= WHAT TO DO =
Go through the material and pull out every line with the string "وتسعين" in it.

= SUPPLIED DATA =
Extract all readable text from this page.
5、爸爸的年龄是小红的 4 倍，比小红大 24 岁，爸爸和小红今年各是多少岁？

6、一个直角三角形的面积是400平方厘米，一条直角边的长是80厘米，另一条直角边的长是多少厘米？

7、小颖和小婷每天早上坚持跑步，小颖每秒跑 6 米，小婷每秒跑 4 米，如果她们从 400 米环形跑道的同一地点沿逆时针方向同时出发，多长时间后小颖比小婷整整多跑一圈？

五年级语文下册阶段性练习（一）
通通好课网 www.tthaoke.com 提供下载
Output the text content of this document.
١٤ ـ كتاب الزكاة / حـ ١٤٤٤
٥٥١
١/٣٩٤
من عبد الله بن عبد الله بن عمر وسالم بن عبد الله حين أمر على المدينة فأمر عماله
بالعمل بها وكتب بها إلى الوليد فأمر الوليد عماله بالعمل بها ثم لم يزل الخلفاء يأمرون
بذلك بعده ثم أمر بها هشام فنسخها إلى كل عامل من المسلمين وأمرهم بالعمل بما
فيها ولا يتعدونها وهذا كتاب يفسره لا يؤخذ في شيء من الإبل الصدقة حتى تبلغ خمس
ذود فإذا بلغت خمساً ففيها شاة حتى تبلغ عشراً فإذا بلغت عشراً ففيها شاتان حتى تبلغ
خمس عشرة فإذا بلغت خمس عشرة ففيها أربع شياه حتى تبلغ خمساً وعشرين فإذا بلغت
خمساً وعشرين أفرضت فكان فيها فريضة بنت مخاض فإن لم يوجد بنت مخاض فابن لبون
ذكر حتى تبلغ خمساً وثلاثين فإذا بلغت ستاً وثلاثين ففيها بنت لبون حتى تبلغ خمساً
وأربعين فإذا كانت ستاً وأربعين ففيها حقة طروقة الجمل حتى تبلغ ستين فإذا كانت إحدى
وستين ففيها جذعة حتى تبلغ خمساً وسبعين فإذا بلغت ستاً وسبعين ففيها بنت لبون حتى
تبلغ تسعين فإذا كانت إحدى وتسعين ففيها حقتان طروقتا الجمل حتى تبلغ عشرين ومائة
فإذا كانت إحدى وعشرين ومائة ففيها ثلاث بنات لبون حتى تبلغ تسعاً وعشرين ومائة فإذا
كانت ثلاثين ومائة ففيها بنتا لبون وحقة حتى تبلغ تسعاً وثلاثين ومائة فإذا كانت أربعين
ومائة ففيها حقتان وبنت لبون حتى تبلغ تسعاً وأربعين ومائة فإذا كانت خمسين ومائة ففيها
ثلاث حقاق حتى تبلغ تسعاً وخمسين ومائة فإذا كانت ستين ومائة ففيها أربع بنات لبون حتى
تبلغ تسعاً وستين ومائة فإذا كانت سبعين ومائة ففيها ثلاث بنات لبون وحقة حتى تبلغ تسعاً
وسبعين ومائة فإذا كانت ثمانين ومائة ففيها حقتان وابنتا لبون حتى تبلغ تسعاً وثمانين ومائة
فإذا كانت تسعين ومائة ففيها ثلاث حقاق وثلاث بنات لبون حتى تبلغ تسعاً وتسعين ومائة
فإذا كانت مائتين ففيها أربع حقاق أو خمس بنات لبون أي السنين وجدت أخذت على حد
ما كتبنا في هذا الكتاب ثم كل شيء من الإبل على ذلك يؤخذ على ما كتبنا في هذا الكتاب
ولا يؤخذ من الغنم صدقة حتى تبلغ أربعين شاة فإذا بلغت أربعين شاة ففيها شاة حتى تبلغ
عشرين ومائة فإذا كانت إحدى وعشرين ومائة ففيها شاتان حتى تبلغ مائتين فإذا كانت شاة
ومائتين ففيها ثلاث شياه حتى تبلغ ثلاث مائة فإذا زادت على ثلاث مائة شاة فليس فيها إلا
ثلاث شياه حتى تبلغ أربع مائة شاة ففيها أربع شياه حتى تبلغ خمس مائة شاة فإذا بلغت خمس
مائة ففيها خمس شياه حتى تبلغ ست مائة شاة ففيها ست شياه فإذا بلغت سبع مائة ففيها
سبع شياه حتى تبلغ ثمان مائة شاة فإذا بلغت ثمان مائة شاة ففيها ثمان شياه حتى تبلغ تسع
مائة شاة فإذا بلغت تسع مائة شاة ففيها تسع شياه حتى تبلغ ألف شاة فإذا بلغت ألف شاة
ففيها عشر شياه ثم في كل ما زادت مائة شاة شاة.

= WRITTEN REPLY =
تبلغ تسعين فإذا كانت إحدى وتسعين ففيها حقتان طروقتا الجمل حتى تبلغ عشرين ومائة
فإذا كانت تسعين ومائة ففيها ثلاث حقاق وثلاث بنات لبون حتى تبلغ تسعاً وتسعين ومائة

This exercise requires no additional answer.